The records below are split into lines. How many of those lines contain the string "farther"? Reply with the number only.

__DATA FOR PROCESSING__.
+++
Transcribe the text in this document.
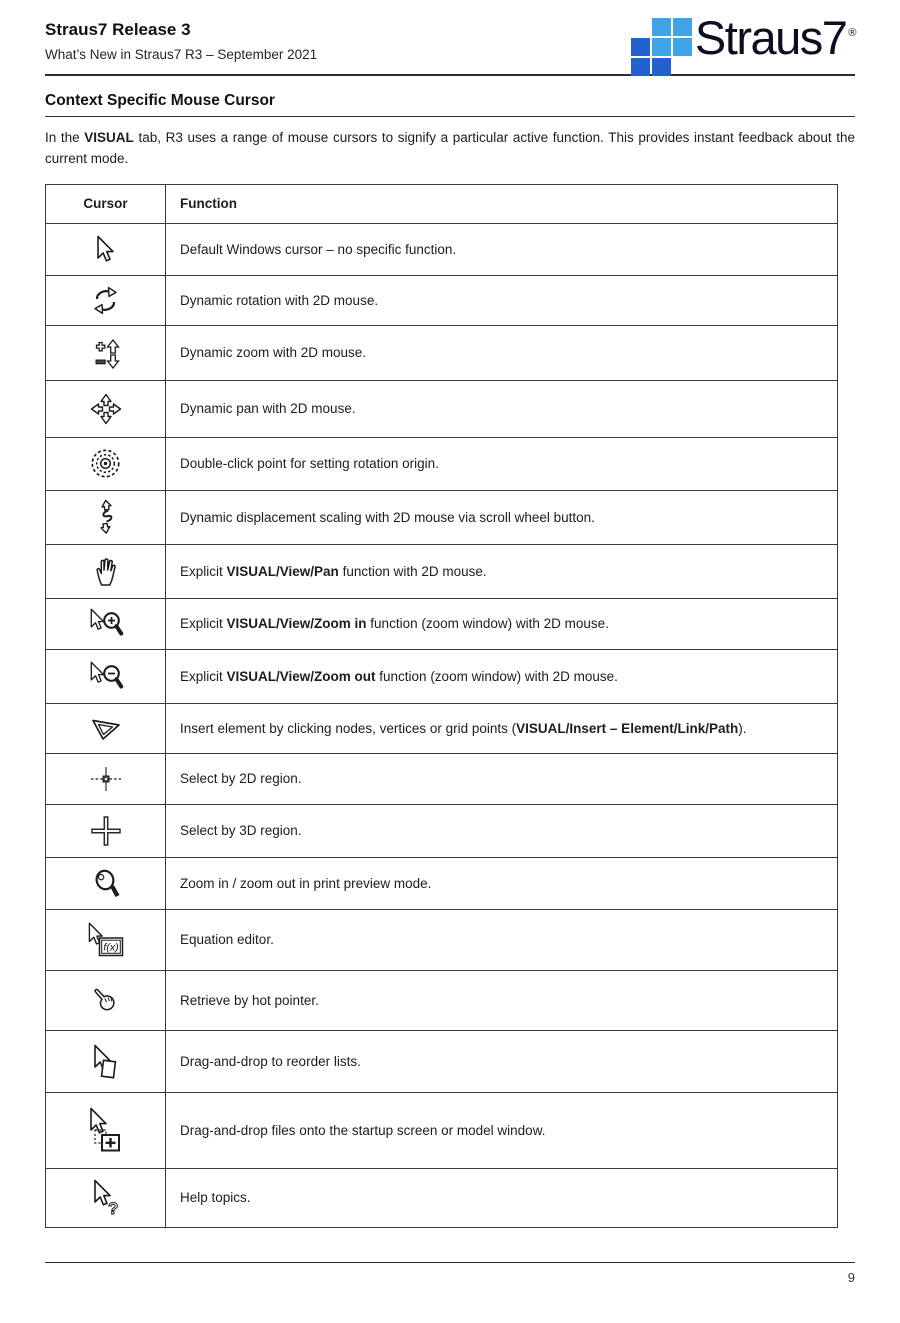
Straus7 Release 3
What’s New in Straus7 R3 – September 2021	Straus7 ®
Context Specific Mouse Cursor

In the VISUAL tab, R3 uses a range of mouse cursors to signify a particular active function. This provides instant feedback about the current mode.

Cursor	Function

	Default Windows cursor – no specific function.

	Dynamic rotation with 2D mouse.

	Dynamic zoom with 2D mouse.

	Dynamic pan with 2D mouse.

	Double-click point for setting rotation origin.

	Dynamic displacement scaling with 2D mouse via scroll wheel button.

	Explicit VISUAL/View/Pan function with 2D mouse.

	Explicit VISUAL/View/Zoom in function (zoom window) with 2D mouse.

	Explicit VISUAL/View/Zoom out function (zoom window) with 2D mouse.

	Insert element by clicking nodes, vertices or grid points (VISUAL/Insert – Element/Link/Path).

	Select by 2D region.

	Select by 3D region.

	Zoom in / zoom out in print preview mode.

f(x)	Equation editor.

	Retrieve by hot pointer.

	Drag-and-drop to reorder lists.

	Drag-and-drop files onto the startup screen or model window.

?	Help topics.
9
+++
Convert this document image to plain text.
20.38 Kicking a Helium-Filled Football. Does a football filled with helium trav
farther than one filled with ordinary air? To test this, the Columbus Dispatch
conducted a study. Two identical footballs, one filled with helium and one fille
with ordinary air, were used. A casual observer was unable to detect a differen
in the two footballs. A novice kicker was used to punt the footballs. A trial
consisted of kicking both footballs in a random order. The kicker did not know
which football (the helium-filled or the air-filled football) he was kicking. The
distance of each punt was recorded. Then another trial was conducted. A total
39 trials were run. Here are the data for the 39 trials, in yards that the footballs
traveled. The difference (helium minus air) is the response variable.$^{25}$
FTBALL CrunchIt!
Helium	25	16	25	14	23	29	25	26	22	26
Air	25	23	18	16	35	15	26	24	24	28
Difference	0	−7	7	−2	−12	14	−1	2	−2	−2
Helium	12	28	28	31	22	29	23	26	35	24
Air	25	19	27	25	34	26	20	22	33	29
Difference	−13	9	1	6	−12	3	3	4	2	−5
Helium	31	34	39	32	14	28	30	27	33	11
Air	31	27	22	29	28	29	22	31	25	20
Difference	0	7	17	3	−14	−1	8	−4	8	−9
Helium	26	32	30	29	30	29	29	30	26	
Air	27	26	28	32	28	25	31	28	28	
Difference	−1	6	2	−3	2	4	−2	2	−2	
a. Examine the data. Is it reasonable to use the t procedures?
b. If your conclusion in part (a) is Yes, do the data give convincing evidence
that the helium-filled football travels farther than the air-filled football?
+++
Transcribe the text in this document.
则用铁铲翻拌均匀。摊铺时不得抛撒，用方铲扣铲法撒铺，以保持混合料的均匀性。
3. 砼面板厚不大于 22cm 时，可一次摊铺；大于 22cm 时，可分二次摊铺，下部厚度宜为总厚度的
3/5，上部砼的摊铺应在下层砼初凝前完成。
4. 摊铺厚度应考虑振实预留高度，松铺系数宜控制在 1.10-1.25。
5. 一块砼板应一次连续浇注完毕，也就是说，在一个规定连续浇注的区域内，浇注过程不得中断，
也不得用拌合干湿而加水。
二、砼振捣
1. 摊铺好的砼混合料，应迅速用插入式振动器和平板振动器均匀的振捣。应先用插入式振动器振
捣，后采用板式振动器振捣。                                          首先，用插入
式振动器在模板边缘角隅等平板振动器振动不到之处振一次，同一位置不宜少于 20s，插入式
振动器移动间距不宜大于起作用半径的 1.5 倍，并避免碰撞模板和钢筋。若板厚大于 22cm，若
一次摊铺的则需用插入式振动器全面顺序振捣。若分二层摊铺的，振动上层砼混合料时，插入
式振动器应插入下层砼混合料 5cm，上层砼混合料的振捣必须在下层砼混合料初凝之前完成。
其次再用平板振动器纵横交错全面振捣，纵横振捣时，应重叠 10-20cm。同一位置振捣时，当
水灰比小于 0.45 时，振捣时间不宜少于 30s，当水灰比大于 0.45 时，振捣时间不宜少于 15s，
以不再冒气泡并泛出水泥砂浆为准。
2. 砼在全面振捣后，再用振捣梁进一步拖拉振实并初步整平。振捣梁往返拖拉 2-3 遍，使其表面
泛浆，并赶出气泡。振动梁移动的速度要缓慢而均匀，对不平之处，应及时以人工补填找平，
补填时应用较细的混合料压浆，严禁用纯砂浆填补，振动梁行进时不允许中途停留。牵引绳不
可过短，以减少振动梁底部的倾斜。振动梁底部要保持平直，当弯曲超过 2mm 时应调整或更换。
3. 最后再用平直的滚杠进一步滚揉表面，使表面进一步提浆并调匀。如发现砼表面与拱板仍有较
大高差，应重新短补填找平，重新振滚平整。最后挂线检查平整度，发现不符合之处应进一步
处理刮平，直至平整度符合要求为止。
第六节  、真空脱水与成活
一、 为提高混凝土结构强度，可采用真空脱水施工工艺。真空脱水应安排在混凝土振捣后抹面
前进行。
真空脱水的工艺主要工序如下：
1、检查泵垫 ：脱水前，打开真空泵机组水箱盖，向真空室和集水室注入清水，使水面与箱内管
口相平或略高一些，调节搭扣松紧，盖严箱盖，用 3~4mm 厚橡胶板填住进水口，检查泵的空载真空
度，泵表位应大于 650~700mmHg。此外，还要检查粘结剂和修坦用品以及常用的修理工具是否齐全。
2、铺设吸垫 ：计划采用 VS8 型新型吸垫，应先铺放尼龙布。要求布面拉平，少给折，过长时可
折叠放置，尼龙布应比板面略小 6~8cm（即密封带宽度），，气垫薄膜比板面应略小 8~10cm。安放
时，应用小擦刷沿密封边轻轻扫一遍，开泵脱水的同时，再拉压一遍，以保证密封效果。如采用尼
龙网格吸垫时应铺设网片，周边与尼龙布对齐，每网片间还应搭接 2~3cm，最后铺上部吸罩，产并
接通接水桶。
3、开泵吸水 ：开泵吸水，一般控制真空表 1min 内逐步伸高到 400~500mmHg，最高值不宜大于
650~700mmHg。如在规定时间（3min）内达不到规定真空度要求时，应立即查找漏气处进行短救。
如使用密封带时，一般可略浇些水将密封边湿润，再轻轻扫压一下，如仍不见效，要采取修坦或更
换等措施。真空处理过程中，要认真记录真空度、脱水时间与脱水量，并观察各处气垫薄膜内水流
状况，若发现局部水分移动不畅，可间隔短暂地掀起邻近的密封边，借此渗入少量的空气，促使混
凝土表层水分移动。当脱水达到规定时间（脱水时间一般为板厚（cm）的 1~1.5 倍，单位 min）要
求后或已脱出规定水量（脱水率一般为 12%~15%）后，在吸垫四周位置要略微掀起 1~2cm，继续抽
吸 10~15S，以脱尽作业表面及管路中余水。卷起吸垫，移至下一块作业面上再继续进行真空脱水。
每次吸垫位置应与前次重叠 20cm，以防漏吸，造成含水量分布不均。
+++
__TASK OUTPUT__. 2